PROBLEM STATEMENT – Omit every picture, then give all the entries again exactly.

Extracted data entries

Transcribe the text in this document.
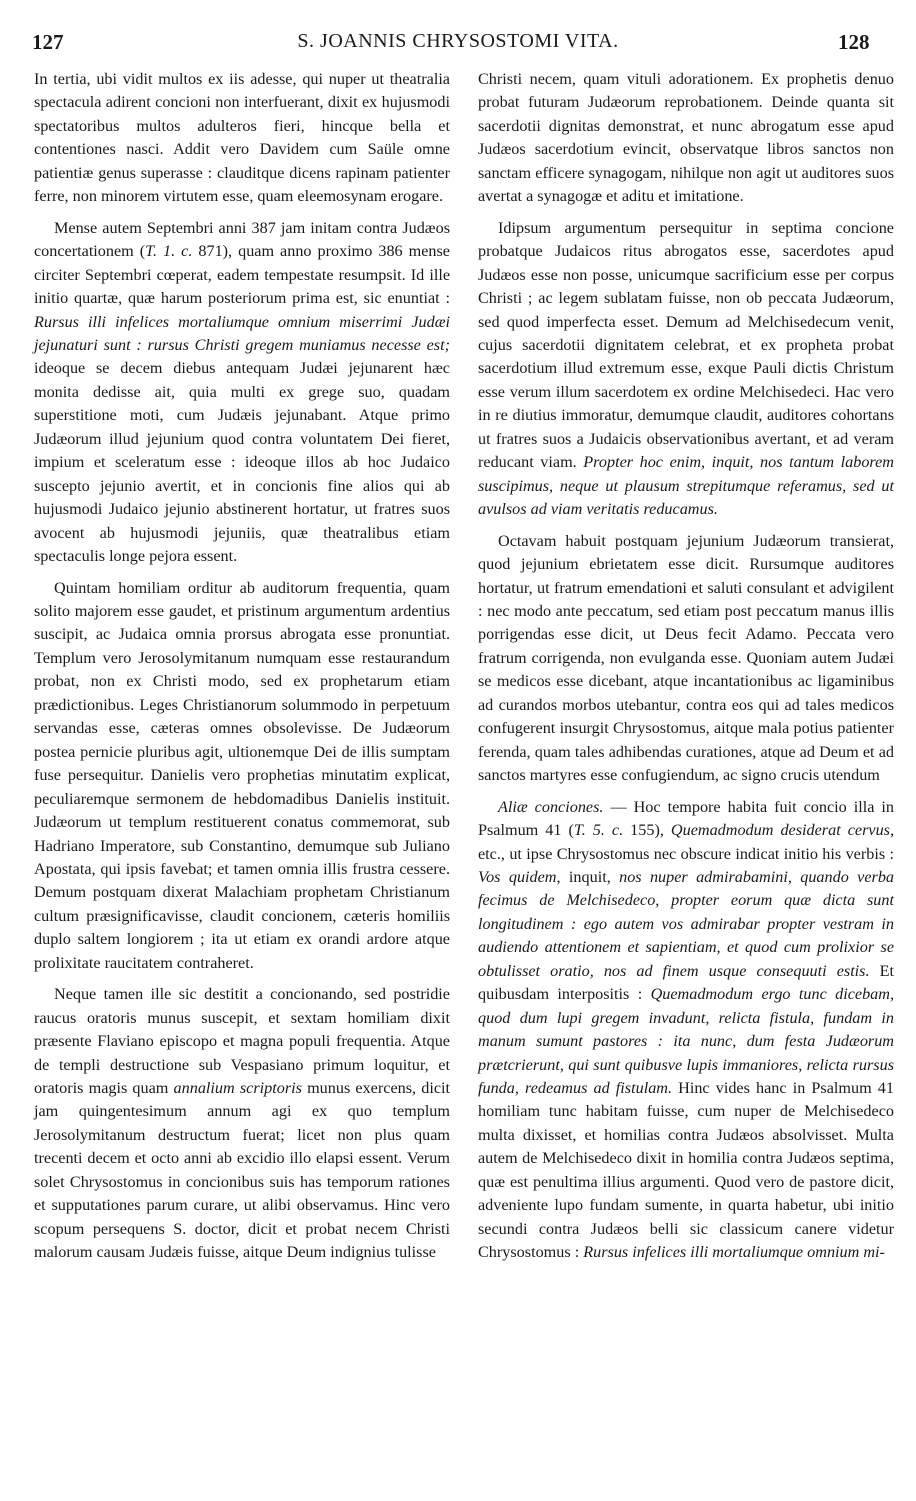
127	S. JOANNIS CHRYSOSTOMI VITA.	128

In tertia, ubi vidit multos ex iis adesse, qui nuper ut theatralia spectacula adirent concioni non interfuerant, dixit ex hujusmodi spectatoribus multos adulteros fieri, hincque bella et contentiones nasci. Addit vero Davidem cum Saüle omne patientiæ genus superasse : clauditque dicens rapinam patienter ferre, non minorem virtutem esse, quam eleemosynam erogare.

Mense autem Septembri anni 387 jam initam contra Judæos concertationem (T. 1. c. 871), quam anno proximo 386 mense circiter Septembri cœperat, eadem tempestate resumpsit. Id ille initio quartæ, quæ harum posteriorum prima est, sic enuntiat : Rursus illi infelices mortaliumque omnium miserrimi Judæi jejunaturi sunt : rursus Christi gregem muniamus necesse est; ideoque se decem diebus antequam Judæi jejunarent hæc monita dedisse ait, quia multi ex grege suo, quadam superstitione moti, cum Judæis jejunabant. Atque primo Judæorum illud jejunium quod contra voluntatem Dei fieret, impium et sceleratum esse : ideoque illos ab hoc Judaico suscepto jejunio avertit, et in concionis fine alios qui ab hujusmodi Judaico jejunio abstinerent hortatur, ut fratres suos avocent ab hujusmodi jejuniis, quæ theatralibus etiam spectaculis longe pejora essent.

Quintam homiliam orditur ab auditorum frequentia, quam solito majorem esse gaudet, et pristinum argumentum ardentius suscipit, ac Judaica omnia prorsus abrogata esse pronuntiat. Templum vero Jerosolymitanum numquam esse restaurandum probat, non ex Christi modo, sed ex prophetarum etiam prædictionibus. Leges Christianorum solummodo in perpetuum servandas esse, cæteras omnes obsolevisse. De Judæorum postea pernicie pluribus agit, ultionemque Dei de illis sumptam fuse persequitur. Danielis vero prophetias minutatim explicat, peculiaremque sermonem de hebdomadibus Danielis instituit. Judæorum ut templum restituerent conatus commemorat, sub Hadriano Imperatore, sub Constantino, demumque sub Juliano Apostata, qui ipsis favebat; et tamen omnia illis frustra cessere. Demum postquam dixerat Malachiam prophetam Christianum cultum præsignificavisse, claudit concionem, cæteris homiliis duplo saltem longiorem ; ita ut etiam ex orandi ardore atque prolixitate raucitatem contraheret.

Neque tamen ille sic destitit a concionando, sed postridie raucus oratoris munus suscepit, et sextam homiliam dixit præsente Flaviano episcopo et magna populi frequentia. Atque de templi destructione sub Vespasiano primum loquitur, et oratoris magis quam annalium scriptoris munus exercens, dicit jam quingentesimum annum agi ex quo templum Jerosolymitanum destructum fuerat; licet non plus quam trecenti decem et octo anni ab excidio illo elapsi essent. Verum solet Chrysostomus in concionibus suis has temporum rationes et supputationes parum curare, ut alibi observamus. Hinc vero scopum persequens S. doctor, dicit et probat necem Christi malorum causam Judæis fuisse, aitque Deum indignius tulisse

Christi necem, quam vituli adorationem. Ex prophetis denuo probat futuram Judæorum reprobationem. Deinde quanta sit sacerdotii dignitas demonstrat, et nunc abrogatum esse apud Judæos sacerdotium evincit, observatque libros sanctos non sanctam efficere synagogam, nihilque non agit ut auditores suos avertat a synagogæ et aditu et imitatione.

Idipsum argumentum persequitur in septima concione probatque Judaicos ritus abrogatos esse, sacerdotes apud Judæos esse non posse, unicumque sacrificium esse per corpus Christi ; ac legem sublatam fuisse, non ob peccata Judæorum, sed quod imperfecta esset. Demum ad Melchisedecum venit, cujus sacerdotii dignitatem celebrat, et ex propheta probat sacerdotium illud extremum esse, exque Pauli dictis Christum esse verum illum sacerdotem ex ordine Melchisedeci. Hac vero in re diutius immoratur, demumque claudit, auditores cohortans ut fratres suos a Judaicis observationibus avertant, et ad veram reducant viam. Propter hoc enim, inquit, nos tantum laborem suscipimus, neque ut plausum strepitumque referamus, sed ut avulsos ad viam veritatis reducamus.

Octavam habuit postquam jejunium Judæorum transierat, quod jejunium ebrietatem esse dicit. Rursumque auditores hortatur, ut fratrum emendationi et saluti consulant et advigilent : nec modo ante peccatum, sed etiam post peccatum manus illis porrigendas esse dicit, ut Deus fecit Adamo. Peccata vero fratrum corrigenda, non evulganda esse. Quoniam autem Judæi se medicos esse dicebant, atque incantationibus ac ligaminibus ad curandos morbos utebantur, contra eos qui ad tales medicos confugerent insurgit Chrysostomus, aitque mala potius patienter ferenda, quam tales adhibendas curationes, atque ad Deum et ad sanctos martyres esse confugiendum, ac signo crucis utendum

Aliæ conciones. — Hoc tempore habita fuit concio illa in Psalmum 41 (T. 5. c. 155), Quemadmodum desiderat cervus, etc., ut ipse Chrysostomus nec obscure indicat initio his verbis : Vos quidem, inquit, nos nuper admirabamini, quando verba fecimus de Melchisedeco, propter eorum quæ dicta sunt longitudinem : ego autem vos admirabar propter vestram in audiendo attentionem et sapientiam, et quod cum prolixior se obtulisset oratio, nos ad finem usque consequuti estis. Et quibusdam interpositis : Quemadmodum ergo tunc dicebam, quod dum lupi gregem invadunt, relicta fistula, fundam in manum sumunt pastores : ita nunc, dum festa Judæorum prætcrierunt, qui sunt quibusve lupis immaniores, relicta rursus funda, redeamus ad fistulam. Hinc vides hanc in Psalmum 41 homiliam tunc habitam fuisse, cum nuper de Melchisedeco multa dixisset, et homilias contra Judæos absolvisset. Multa autem de Melchisedeco dixit in homilia contra Judæos septima, quæ est penultima illius argumenti. Quod vero de pastore dicit, adveniente lupo fundam sumente, in quarta habetur, ubi initio secundi contra Judæos belli sic classicum canere videtur Chrysostomus : Rursus infelices illi mortaliumque omnium mi-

TASK RESPONSE –
Transcribe the text in this document.
127	S. JOANNIS CHRYSOSTOMI VITA.	128

In tertia, ubi vidit multos ex iis adesse, qui nuper ut theatralia spectacula adirent concioni non interfuerant, dixit ex hujusmodi spectatoribus multos adulteros fieri, hincque bella et contentiones nasci. Addit vero Davidem cum Saüle omne patientiæ genus superasse : clauditque dicens rapinam patienter ferre, non minorem virtutem esse, quam eleemosynam erogare.

Mense autem Septembri anni 387 jam initam contra Judæos concertationem (T. 1. c. 871), quam anno proximo 386 mense circiter Septembri cœperat, eadem tempestate resumpsit. Id ille initio quartæ, quæ harum posteriorum prima est, sic enuntiat : Rursus illi infelices mortaliumque omnium miserrimi Judæi jejunaturi sunt : rursus Christi gregem muniamus necesse est; ideoque se decem diebus antequam Judæi jejunarent hæc monita dedisse ait, quia multi ex grege suo, quadam superstitione moti, cum Judæis jejunabant. Atque primo Judæorum illud jejunium quod contra voluntatem Dei fieret, impium et sceleratum esse : ideoque illos ab hoc Judaico suscepto jejunio avertit, et in concionis fine alios qui ab hujusmodi Judaico jejunio abstinerent hortatur, ut fratres suos avocent ab hujusmodi jejuniis, quæ theatralibus etiam spectaculis longe pejora essent.

Quintam homiliam orditur ab auditorum frequentia, quam solito majorem esse gaudet, et pristinum argumentum ardentius suscipit, ac Judaica omnia prorsus abrogata esse pronuntiat. Templum vero Jerosolymitanum numquam esse restaurandum probat, non ex Christi modo, sed ex prophetarum etiam prædictionibus. Leges Christianorum solummodo in perpetuum servandas esse, cæteras omnes obsolevisse. De Judæorum postea pernicie pluribus agit, ultionemque Dei de illis sumptam fuse persequitur. Danielis vero prophetias minutatim explicat, peculiaremque sermonem de hebdomadibus Danielis instituit. Judæorum ut templum restituerent conatus commemorat, sub Hadriano Imperatore, sub Constantino, demumque sub Juliano Apostata, qui ipsis favebat; et tamen omnia illis frustra cessere. Demum postquam dixerat Malachiam prophetam Christianum cultum præsignificavisse, claudit concionem, cæteris homiliis duplo saltem longiorem ; ita ut etiam ex orandi ardore atque prolixitate raucitatem contraheret.

Neque tamen ille sic destitit a concionando, sed postridie raucus oratoris munus suscepit, et sextam homiliam dixit præsente Flaviano episcopo et magna populi frequentia. Atque de templi destructione sub Vespasiano primum loquitur, et oratoris magis quam annalium scriptoris munus exercens, dicit jam quingentesimum annum agi ex quo templum Jerosolymitanum destructum fuerat; licet non plus quam trecenti decem et octo anni ab excidio illo elapsi essent. Verum solet Chrysostomus in concionibus suis has temporum rationes et supputationes parum curare, ut alibi observamus. Hinc vero scopum persequens S. doctor, dicit et probat necem Christi malorum causam Judæis fuisse, aitque Deum indignius tulisse

Christi necem, quam vituli adorationem. Ex prophetis denuo probat futuram Judæorum reprobationem. Deinde quanta sit sacerdotii dignitas demonstrat, et nunc abrogatum esse apud Judæos sacerdotium evincit, observatque libros sanctos non sanctam efficere synagogam, nihilque non agit ut auditores suos avertat a synagogæ et aditu et imitatione.

Idipsum argumentum persequitur in septima concione probatque Judaicos ritus abrogatos esse, sacerdotes apud Judæos esse non posse, unicumque sacrificium esse per corpus Christi ; ac legem sublatam fuisse, non ob peccata Judæorum, sed quod imperfecta esset. Demum ad Melchisedecum venit, cujus sacerdotii dignitatem celebrat, et ex propheta probat sacerdotium illud extremum esse, exque Pauli dictis Christum esse verum illum sacerdotem ex ordine Melchisedeci. Hac vero in re diutius immoratur, demumque claudit, auditores cohortans ut fratres suos a Judaicis observationibus avertant, et ad veram reducant viam. Propter hoc enim, inquit, nos tantum laborem suscipimus, neque ut plausum strepitumque referamus, sed ut avulsos ad viam veritatis reducamus.

Octavam habuit postquam jejunium Judæorum transierat, quod jejunium ebrietatem esse dicit. Rursumque auditores hortatur, ut fratrum emendationi et saluti consulant et advigilent : nec modo ante peccatum, sed etiam post peccatum manus illis porrigendas esse dicit, ut Deus fecit Adamo. Peccata vero fratrum corrigenda, non evulganda esse. Quoniam autem Judæi se medicos esse dicebant, atque incantationibus ac ligaminibus ad curandos morbos utebantur, contra eos qui ad tales medicos confugerent insurgit Chrysostomus, aitque mala potius patienter ferenda, quam tales adhibendas curationes, atque ad Deum et ad sanctos martyres esse confugiendum, ac signo crucis utendum

Aliæ conciones. — Hoc tempore habita fuit concio illa in Psalmum 41 (T. 5. c. 155), Quemadmodum desiderat cervus, etc., ut ipse Chrysostomus nec obscure indicat initio his verbis : Vos quidem, inquit, nos nuper admirabamini, quando verba fecimus de Melchisedeco, propter eorum quæ dicta sunt longitudinem : ego autem vos admirabar propter vestram in audiendo attentionem et sapientiam, et quod cum prolixior se obtulisset oratio, nos ad finem usque consequuti estis. Et quibusdam interpositis : Quemadmodum ergo tunc dicebam, quod dum lupi gregem invadunt, relicta fistula, fundam in manum sumunt pastores : ita nunc, dum festa Judæorum prætcrierunt, qui sunt quibusve lupis immaniores, relicta rursus funda, redeamus ad fistulam. Hinc vides hanc in Psalmum 41 homiliam tunc habitam fuisse, cum nuper de Melchisedeco multa dixisset, et homilias contra Judæos absolvisset. Multa autem de Melchisedeco dixit in homilia contra Judæos septima, quæ est penultima illius argumenti. Quod vero de pastore dicit, adveniente lupo fundam sumente, in quarta habetur, ubi initio secundi contra Judæos belli sic classicum canere videtur Chrysostomus : Rursus infelices illi mortaliumque omnium mi-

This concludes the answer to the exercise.